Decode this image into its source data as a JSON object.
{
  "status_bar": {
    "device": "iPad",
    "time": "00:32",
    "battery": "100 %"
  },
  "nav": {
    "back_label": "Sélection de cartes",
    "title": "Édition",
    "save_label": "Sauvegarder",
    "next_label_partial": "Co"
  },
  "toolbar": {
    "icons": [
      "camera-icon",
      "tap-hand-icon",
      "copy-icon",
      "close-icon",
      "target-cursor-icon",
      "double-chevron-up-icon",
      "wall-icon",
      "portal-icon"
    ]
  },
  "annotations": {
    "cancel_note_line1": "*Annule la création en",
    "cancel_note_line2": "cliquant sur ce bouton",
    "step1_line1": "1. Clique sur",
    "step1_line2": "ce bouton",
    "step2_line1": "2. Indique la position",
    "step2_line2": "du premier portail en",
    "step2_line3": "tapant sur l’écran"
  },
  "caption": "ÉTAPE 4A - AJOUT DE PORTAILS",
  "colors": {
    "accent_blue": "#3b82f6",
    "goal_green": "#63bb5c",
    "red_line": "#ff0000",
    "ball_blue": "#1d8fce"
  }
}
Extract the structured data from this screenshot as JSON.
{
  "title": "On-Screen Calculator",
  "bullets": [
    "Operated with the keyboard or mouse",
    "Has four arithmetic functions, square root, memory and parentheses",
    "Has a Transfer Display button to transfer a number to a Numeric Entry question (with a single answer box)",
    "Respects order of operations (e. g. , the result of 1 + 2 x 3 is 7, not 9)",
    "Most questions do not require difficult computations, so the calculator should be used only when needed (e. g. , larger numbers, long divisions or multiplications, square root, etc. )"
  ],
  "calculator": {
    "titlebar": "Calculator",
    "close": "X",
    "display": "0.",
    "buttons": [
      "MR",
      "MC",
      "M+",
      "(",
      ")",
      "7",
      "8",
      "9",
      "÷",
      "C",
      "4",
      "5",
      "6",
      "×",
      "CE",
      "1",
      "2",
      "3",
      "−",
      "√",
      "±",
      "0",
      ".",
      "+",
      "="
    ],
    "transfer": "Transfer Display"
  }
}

*****

#### JOB:
All of the lines above need to be given again exactly.

#### FINAL ANSWER:
Decode this image into its source data as a JSON object.
{
  "status_bar": {
    "device": "iPad",
    "time": "00:32",
    "battery": "100 %"
  },
  "nav": {
    "back_label": "Sélection de cartes",
    "title": "Édition",
    "save_label": "Sauvegarder",
    "next_label_partial": "Co"
  },
  "toolbar": {
    "icons": [
      "camera-icon",
      "tap-hand-icon",
      "copy-icon",
      "close-icon",
      "target-cursor-icon",
      "double-chevron-up-icon",
      "wall-icon",
      "portal-icon"
    ]
  },
  "annotations": {
    "cancel_note_line1": "*Annule la création en",
    "cancel_note_line2": "cliquant sur ce bouton",
    "step1_line1": "1. Clique sur",
    "step1_line2": "ce bouton",
    "step2_line1": "2. Indique la position",
    "step2_line2": "du premier portail en",
    "step2_line3": "tapant sur l’écran"
  },
  "caption": "ÉTAPE 4A - AJOUT DE PORTAILS",
  "colors": {
    "accent_blue": "#3b82f6",
    "goal_green": "#63bb5c",
    "red_line": "#ff0000",
    "ball_blue": "#1d8fce"
  }
}
Extract the structured data from this screenshot as JSON.
{
  "title": "On-Screen Calculator",
  "bullets": [
    "Operated with the keyboard or mouse",
    "Has four arithmetic functions, square root, memory and parentheses",
    "Has a Transfer Display button to transfer a number to a Numeric Entry question (with a single answer box)",
    "Respects order of operations (e. g. , the result of 1 + 2 x 3 is 7, not 9)",
    "Most questions do not require difficult computations, so the calculator should be used only when needed (e. g. , larger numbers, long divisions or multiplications, square root, etc. )"
  ],
  "calculator": {
    "titlebar": "Calculator",
    "close": "X",
    "display": "0.",
    "buttons": [
      "MR",
      "MC",
      "M+",
      "(",
      ")",
      "7",
      "8",
      "9",
      "÷",
      "C",
      "4",
      "5",
      "6",
      "×",
      "CE",
      "1",
      "2",
      "3",
      "−",
      "√",
      "±",
      "0",
      ".",
      "+",
      "="
    ],
    "transfer": "Transfer Display"
  }
}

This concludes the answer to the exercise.